AIM: Locate the word "title" in the entries below, then gather every line that holds it.

Raw records:
☆ ☆ ☆ ☆ ☆
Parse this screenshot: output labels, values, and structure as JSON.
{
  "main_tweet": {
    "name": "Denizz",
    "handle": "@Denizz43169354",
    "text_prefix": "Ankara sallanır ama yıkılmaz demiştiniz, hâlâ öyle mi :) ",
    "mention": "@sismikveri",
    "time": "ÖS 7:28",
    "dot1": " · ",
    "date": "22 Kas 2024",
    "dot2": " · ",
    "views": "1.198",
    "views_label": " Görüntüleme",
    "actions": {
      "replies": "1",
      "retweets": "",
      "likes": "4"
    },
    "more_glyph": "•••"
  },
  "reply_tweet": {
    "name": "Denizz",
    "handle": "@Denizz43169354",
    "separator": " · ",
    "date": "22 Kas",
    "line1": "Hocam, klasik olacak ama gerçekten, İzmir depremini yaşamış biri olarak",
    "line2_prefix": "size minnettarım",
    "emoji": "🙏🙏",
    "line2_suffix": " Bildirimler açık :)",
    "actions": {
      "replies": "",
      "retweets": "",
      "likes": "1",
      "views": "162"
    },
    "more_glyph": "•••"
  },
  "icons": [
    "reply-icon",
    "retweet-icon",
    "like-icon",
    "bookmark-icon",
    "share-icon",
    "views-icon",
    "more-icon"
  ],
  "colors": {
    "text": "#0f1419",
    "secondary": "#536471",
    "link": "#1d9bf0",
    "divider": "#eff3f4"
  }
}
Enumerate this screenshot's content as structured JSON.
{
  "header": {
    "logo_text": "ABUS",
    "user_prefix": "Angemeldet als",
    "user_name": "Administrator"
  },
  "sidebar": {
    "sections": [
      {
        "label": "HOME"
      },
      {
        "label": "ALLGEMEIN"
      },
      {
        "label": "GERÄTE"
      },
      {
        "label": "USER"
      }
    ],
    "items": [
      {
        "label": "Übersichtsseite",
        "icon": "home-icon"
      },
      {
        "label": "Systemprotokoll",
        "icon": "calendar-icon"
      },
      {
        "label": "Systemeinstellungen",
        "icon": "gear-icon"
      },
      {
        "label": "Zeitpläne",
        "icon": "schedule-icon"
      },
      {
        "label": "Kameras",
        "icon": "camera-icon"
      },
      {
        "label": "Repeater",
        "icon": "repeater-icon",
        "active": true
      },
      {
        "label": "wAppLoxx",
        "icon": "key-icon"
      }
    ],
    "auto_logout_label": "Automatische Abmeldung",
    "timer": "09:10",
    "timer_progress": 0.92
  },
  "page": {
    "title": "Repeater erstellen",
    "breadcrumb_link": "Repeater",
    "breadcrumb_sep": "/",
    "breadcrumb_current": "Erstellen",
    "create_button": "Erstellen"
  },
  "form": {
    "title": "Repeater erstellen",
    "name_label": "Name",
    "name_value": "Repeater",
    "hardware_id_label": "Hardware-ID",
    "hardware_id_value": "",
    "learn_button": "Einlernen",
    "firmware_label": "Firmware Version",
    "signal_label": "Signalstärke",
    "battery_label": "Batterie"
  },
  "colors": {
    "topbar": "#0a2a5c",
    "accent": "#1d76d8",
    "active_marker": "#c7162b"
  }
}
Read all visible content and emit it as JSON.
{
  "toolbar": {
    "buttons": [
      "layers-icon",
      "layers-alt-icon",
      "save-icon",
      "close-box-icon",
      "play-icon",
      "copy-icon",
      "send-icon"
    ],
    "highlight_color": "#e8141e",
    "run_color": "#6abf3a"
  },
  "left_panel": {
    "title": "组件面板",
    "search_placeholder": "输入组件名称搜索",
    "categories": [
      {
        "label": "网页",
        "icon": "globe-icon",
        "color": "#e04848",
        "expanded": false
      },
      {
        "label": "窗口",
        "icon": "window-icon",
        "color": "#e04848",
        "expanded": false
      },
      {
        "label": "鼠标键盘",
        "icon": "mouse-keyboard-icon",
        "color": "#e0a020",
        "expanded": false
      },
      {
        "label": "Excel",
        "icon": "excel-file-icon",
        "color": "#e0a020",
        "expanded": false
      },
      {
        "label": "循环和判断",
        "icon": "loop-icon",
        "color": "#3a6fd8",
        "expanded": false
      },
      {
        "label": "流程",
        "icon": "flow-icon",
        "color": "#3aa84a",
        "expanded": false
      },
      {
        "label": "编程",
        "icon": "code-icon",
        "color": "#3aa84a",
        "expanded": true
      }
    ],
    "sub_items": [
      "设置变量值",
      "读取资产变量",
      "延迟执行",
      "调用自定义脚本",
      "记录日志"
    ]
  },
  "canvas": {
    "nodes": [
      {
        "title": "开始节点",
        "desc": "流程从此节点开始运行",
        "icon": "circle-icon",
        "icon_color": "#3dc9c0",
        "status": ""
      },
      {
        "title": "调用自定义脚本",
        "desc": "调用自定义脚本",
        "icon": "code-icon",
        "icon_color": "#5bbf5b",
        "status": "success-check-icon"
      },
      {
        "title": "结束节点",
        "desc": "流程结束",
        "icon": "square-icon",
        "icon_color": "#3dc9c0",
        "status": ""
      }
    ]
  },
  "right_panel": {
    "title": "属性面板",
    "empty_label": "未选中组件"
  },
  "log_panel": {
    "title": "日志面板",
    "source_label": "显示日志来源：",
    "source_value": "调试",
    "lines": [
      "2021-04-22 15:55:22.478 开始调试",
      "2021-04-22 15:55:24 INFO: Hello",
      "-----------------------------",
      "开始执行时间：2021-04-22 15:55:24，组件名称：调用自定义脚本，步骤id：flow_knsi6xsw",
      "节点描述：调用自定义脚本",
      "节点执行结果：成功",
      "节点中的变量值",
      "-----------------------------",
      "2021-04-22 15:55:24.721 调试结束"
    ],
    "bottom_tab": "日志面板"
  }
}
☆ ☆ ☆ ☆ ☆
OUTPUT FOR THIS EXERCISE:
    "title": "Repeater erstellen",
    "title": "Repeater erstellen",
    "title": "组件面板",
        "title": "开始节点",
        "title": "调用自定义脚本",
        "title": "结束节点",
    "title": "属性面板",
    "title": "日志面板",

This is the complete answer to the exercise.